§ EXERCISE AIM
Answer these from the text below on Herbie's looks in Herbie: Fully Loaded.
(a) What color is the LED lighting seen through the windowed rear engine cover in the "street racer" look?
(b) What does Crash spray paint on Herbie's front doors and hood?
(c) Which plate is not present?

§ SELECTED EXTRACT
Start of Block
In Herbie: Fully Loaded, Herbie, who in this film seemed to be able to show emotions through anthropomorphized expressions mimicking a face, went through several "costume changes" throughout the movie, changing his style dramatically from scene to scene.

- The font of the number "53" is different, and slightly bigger and lower down on the front hood. The racing stripe is missing from the sunroof and the stripes are painted the way they were in the first four Herbie movies. The front license plate is not present.
- For the "street racer" look, Herbie has brighter white paint, a whale-tail rear spoiler, air intakes in front of the rear fenders, lowered suspension, no rear bumper, wider tires, and a windowed rear engine cover through which blue LED lighting show. A nitrous oxide system is in evidence to boost his speed during the race against Trip Murphy.
- During the demolition derby, Herbie is stripped down with no vehicle interior panels, vehicle racing seats or special street racing body parts. The sunroof cover has been removed, although the cutout remains to play important roles during the demolition derby. Herbie still retains "53" on the sides but with Targets or Bullseyes sprayed over the logos. All vehicular modifications from Herbie's Street Racer Version were dismantled and completely thrown away for good. Crash later spray paints red Bull's-eye targets on the front doors and hood.
End of Block
§ DATA FOR REVIEW
Start of Block
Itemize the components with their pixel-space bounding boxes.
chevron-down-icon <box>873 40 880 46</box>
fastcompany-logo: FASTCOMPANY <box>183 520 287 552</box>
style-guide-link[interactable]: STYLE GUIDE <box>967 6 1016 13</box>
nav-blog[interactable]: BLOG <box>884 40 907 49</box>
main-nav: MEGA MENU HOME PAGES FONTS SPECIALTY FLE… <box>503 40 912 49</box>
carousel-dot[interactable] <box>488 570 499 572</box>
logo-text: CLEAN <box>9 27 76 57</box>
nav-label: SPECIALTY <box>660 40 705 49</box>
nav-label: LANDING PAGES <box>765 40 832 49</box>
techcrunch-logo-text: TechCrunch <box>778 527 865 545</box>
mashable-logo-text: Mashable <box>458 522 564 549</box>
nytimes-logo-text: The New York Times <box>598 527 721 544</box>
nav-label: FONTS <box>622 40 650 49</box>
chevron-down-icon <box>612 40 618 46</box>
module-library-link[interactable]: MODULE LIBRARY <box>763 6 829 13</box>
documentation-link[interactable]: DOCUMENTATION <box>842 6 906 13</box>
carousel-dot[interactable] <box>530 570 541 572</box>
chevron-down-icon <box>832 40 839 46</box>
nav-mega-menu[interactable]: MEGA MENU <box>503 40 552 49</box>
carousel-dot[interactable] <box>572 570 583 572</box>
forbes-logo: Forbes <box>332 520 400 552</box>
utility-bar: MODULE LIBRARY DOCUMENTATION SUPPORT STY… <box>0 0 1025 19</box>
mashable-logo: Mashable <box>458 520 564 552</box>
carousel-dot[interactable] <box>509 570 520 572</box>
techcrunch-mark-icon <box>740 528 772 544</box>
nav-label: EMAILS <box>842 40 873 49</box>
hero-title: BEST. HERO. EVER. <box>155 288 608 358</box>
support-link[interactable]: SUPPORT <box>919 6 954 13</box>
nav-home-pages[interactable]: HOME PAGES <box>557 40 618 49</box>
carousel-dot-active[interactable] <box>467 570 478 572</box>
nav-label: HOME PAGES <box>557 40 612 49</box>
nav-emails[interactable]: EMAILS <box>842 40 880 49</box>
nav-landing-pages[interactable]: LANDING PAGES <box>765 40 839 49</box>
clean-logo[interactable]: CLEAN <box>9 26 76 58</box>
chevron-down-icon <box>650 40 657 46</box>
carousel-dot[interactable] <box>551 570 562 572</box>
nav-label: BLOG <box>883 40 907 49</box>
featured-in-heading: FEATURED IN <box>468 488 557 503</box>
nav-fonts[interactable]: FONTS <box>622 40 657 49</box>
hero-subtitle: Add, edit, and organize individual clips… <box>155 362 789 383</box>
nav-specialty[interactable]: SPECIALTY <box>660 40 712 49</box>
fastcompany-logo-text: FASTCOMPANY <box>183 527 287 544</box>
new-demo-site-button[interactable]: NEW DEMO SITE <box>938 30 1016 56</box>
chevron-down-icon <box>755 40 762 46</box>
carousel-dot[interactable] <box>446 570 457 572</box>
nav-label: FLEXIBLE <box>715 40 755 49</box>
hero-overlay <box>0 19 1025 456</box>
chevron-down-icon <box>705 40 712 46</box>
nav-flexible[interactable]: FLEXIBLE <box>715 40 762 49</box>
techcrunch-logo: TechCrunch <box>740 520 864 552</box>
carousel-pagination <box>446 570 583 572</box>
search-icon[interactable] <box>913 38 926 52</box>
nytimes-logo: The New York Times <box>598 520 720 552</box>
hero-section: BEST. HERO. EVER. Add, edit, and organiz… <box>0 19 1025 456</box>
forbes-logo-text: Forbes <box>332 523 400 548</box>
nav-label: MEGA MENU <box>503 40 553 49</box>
End of Block
§ RESULT
(a) Blue.
(b) Red Bull's-eye targets.
(c) The front license plate.